*Goal*: Leaving out the pictures, transcribe all of the records faithfully.

*Some records*:
▬▬▬▬▬▬

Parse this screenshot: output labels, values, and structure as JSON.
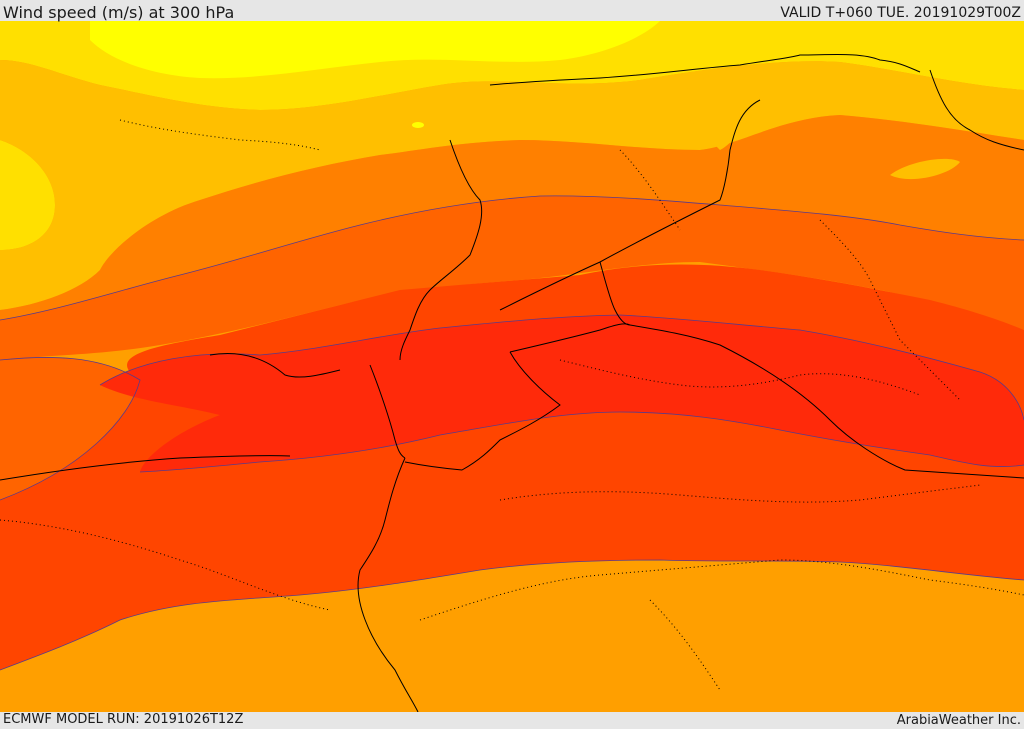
{
  "header": {
    "title": "Wind speed (m/s) at 300 hPa",
    "valid": "VALID T+060 TUE. 20191029T00Z"
  },
  "footer": {
    "model_run": "ECMWF MODEL RUN: 20191026T12Z",
    "credit": "ArabiaWeather Inc."
  },
  "map": {
    "field": "wind-speed-300hPa",
    "colors": {
      "band_1": "#ffff00",
      "band_2": "#ffe000",
      "band_3": "#ffbf00",
      "band_4": "#ff9f00",
      "band_5": "#ff8000",
      "band_6": "#ff6400",
      "band_7": "#ff4500",
      "band_8": "#ff2a0a",
      "border": "#000000",
      "contour": "#5a3a8a"
    }
  }
}
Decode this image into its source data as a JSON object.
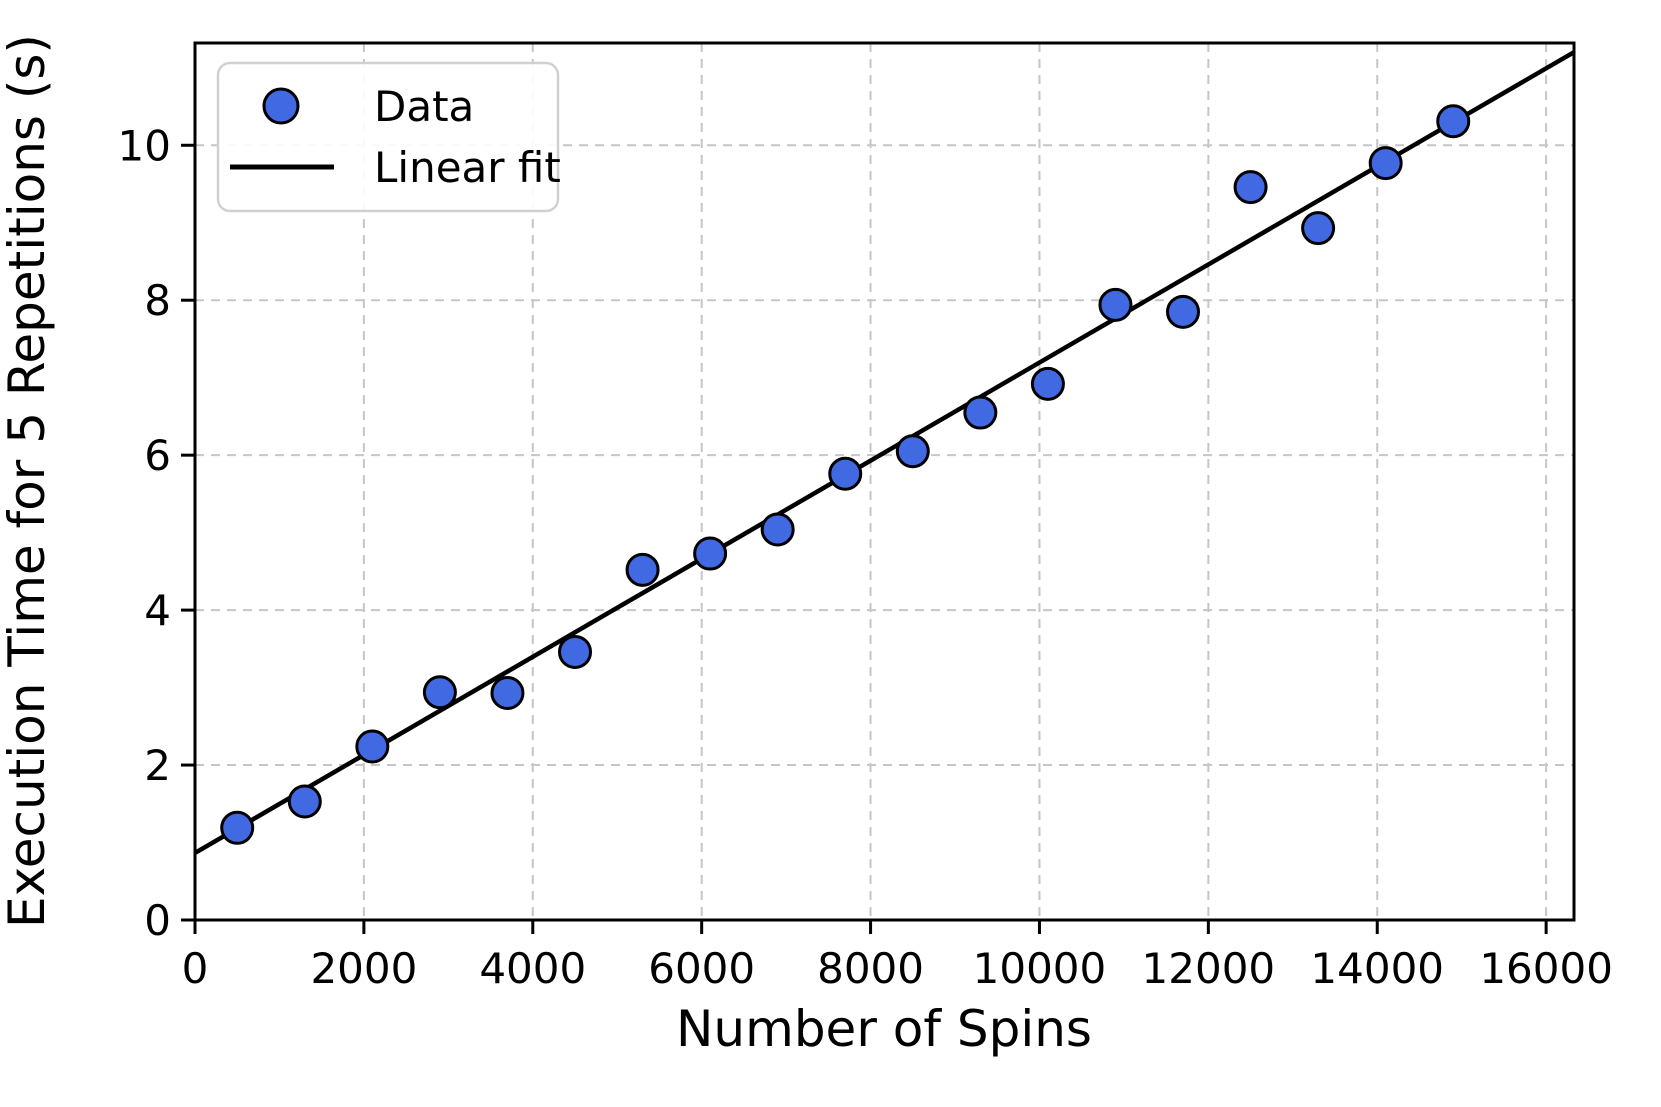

▬▬▬▬▬▬

*Task answer*:
Parse this screenshot: output labels, values, and structure as JSON.
{
  "header": {
    "title": "Wind speed (m/s) at 300 hPa",
    "valid": "VALID T+060 TUE. 20191029T00Z"
  },
  "footer": {
    "model_run": "ECMWF MODEL RUN: 20191026T12Z",
    "credit": "ArabiaWeather Inc."
  },
  "map": {
    "field": "wind-speed-300hPa",
    "colors": {
      "band_1": "#ffff00",
      "band_2": "#ffe000",
      "band_3": "#ffbf00",
      "band_4": "#ff9f00",
      "band_5": "#ff8000",
      "band_6": "#ff6400",
      "band_7": "#ff4500",
      "band_8": "#ff2a0a",
      "border": "#000000",
      "contour": "#5a3a8a"
    }
  }
}
Decode this image into its source data as a JSON object.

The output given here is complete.